> REQUIRED TASK: Can you output the material exactly as written, minus any pictures it holds?

--- Begin MATERIAL FOR THE TASK ---

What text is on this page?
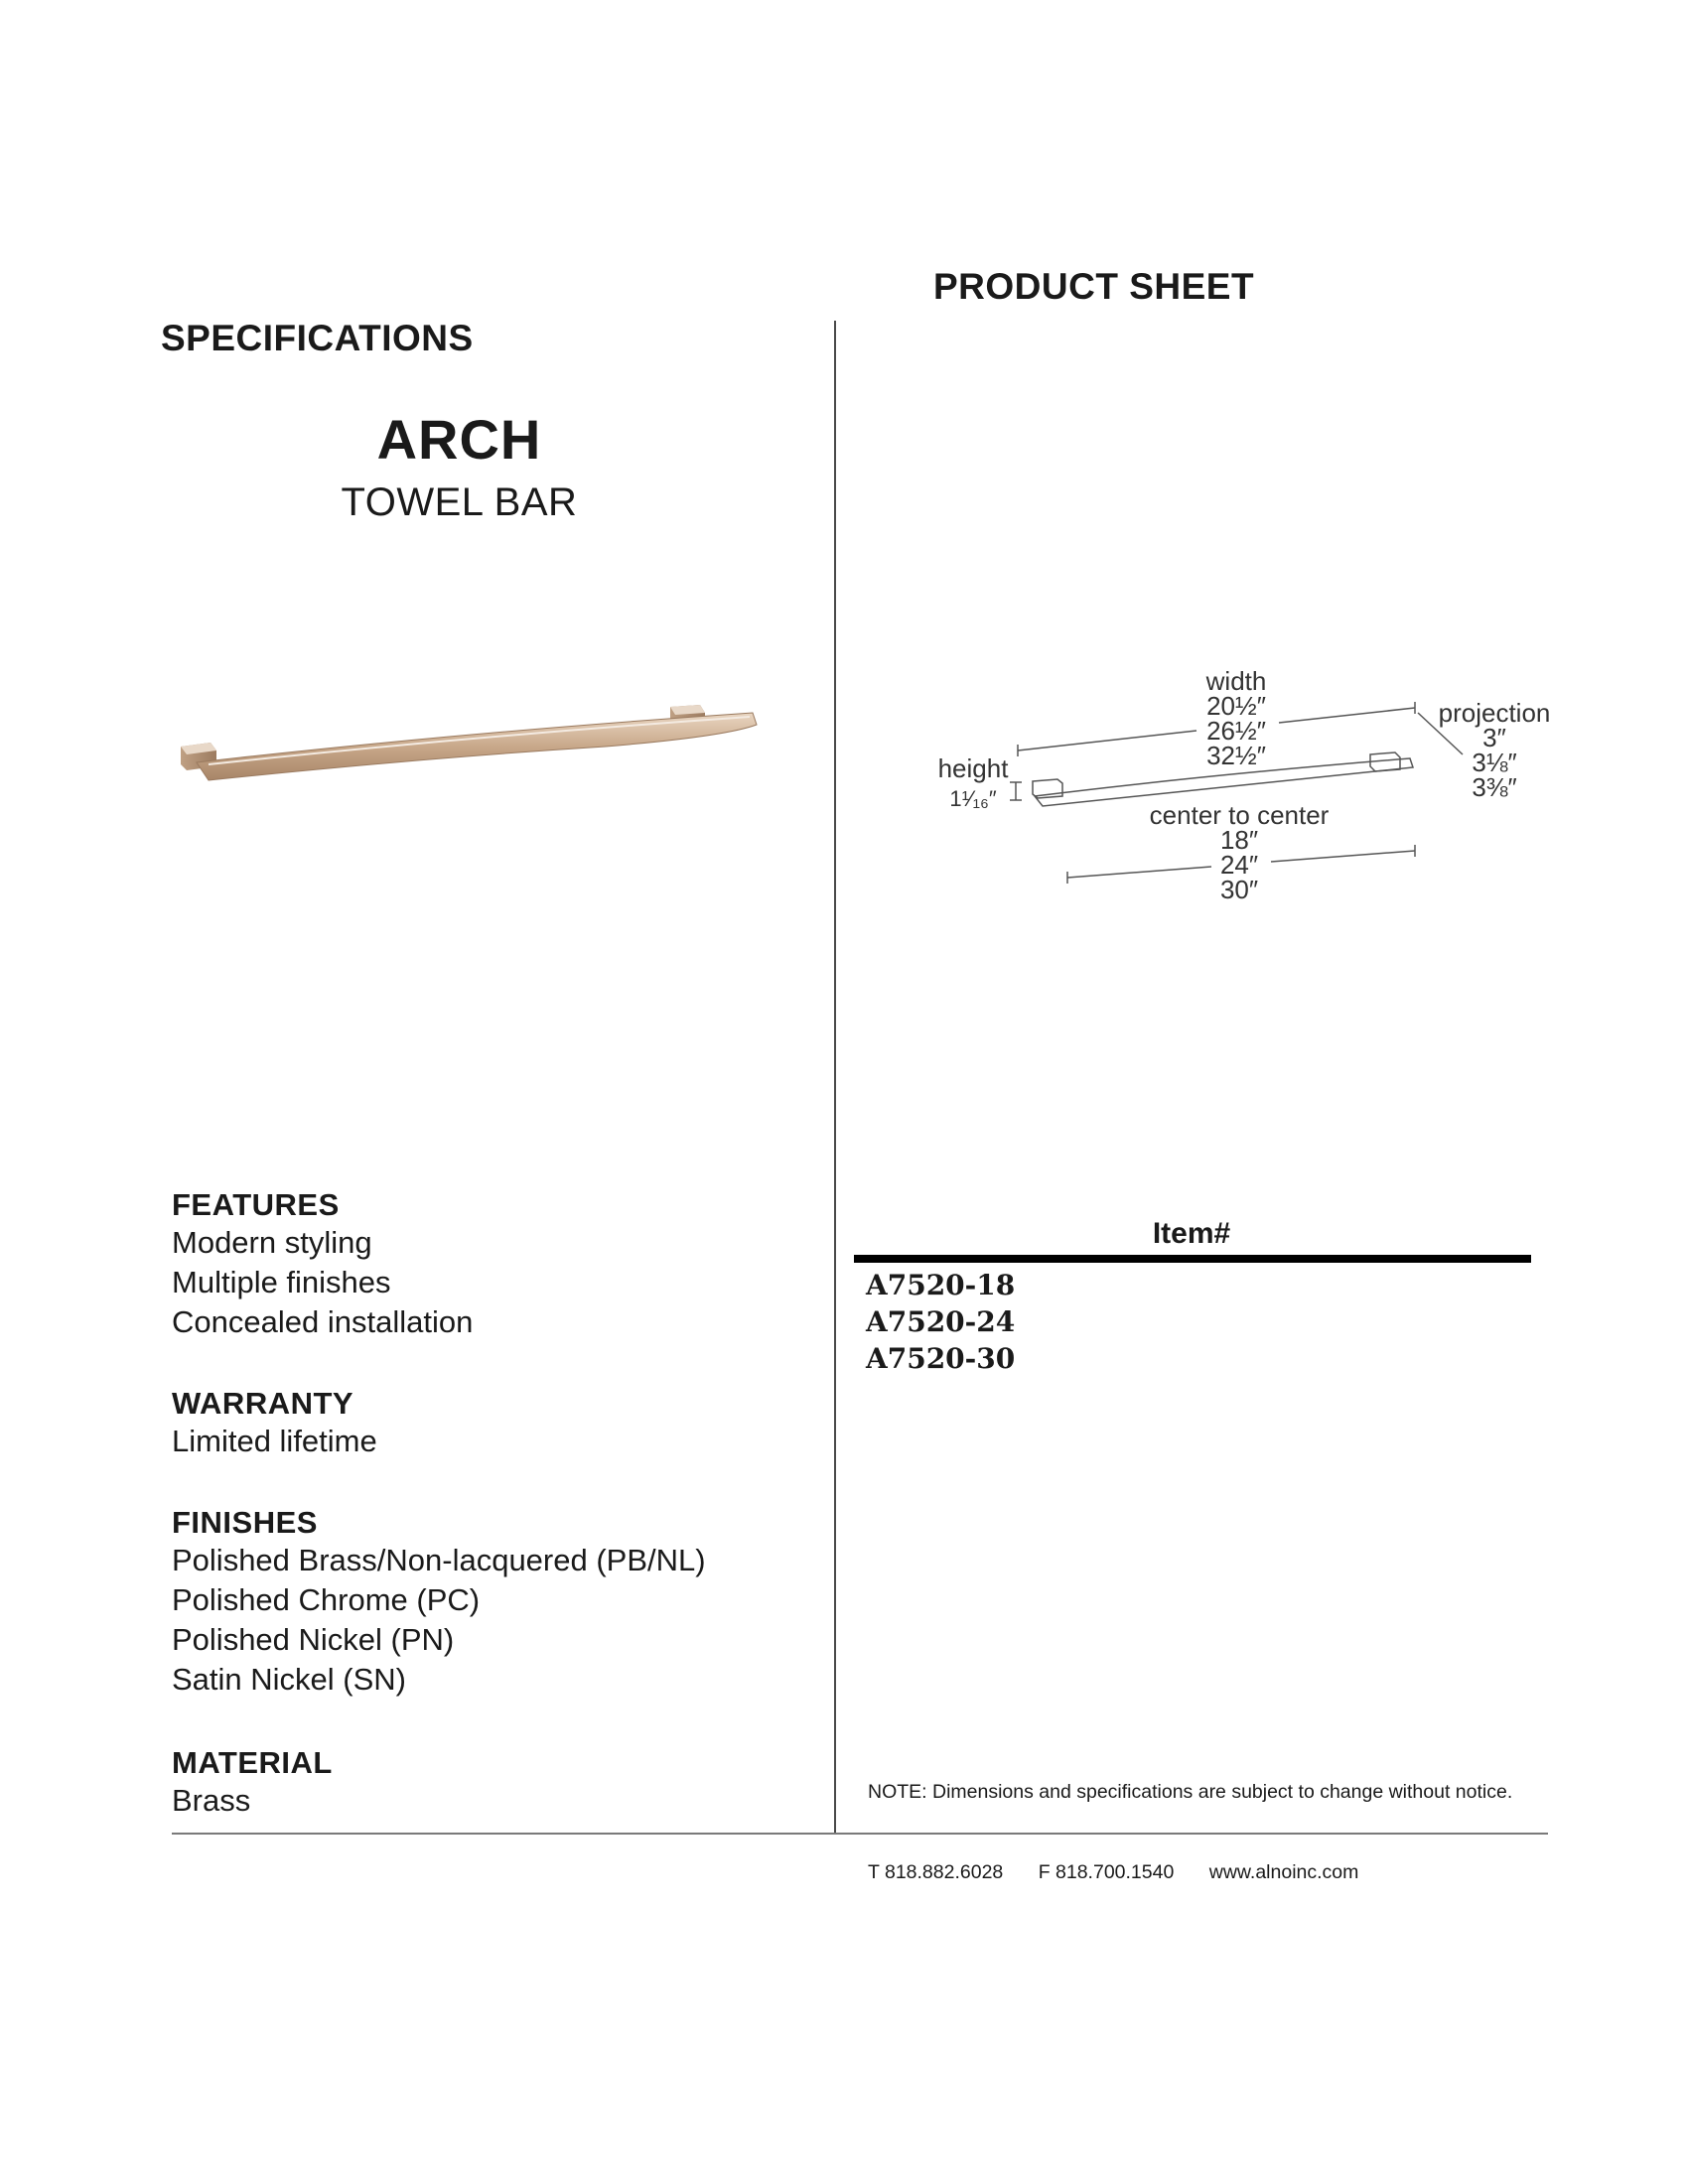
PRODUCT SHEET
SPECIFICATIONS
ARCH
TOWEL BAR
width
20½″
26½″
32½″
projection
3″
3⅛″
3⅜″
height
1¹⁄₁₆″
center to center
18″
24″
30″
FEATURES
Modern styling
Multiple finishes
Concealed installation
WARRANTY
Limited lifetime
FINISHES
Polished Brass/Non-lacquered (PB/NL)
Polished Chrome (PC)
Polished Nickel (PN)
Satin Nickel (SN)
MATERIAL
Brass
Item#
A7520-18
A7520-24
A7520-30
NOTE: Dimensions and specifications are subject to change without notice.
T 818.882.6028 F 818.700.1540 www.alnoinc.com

--- End MATERIAL FOR THE TASK ---

> RESPONSE BELOW:
What text is on this page?
PRODUCT SHEET
SPECIFICATIONS
ARCH
TOWEL BAR
width
20½″
26½″
32½″
projection
3″
3⅛″
3⅜″
height
1¹⁄₁₆″
center to center
18″
24″
30″
FEATURES
Modern styling
Multiple finishes
Concealed installation
WARRANTY
Limited lifetime
FINISHES
Polished Brass/Non-lacquered (PB/NL)
Polished Chrome (PC)
Polished Nickel (PN)
Satin Nickel (SN)
MATERIAL
Brass
Item#
A7520-18
A7520-24
A7520-30
NOTE: Dimensions and specifications are subject to change without notice.
T 818.882.6028 F 818.700.1540 www.alnoinc.com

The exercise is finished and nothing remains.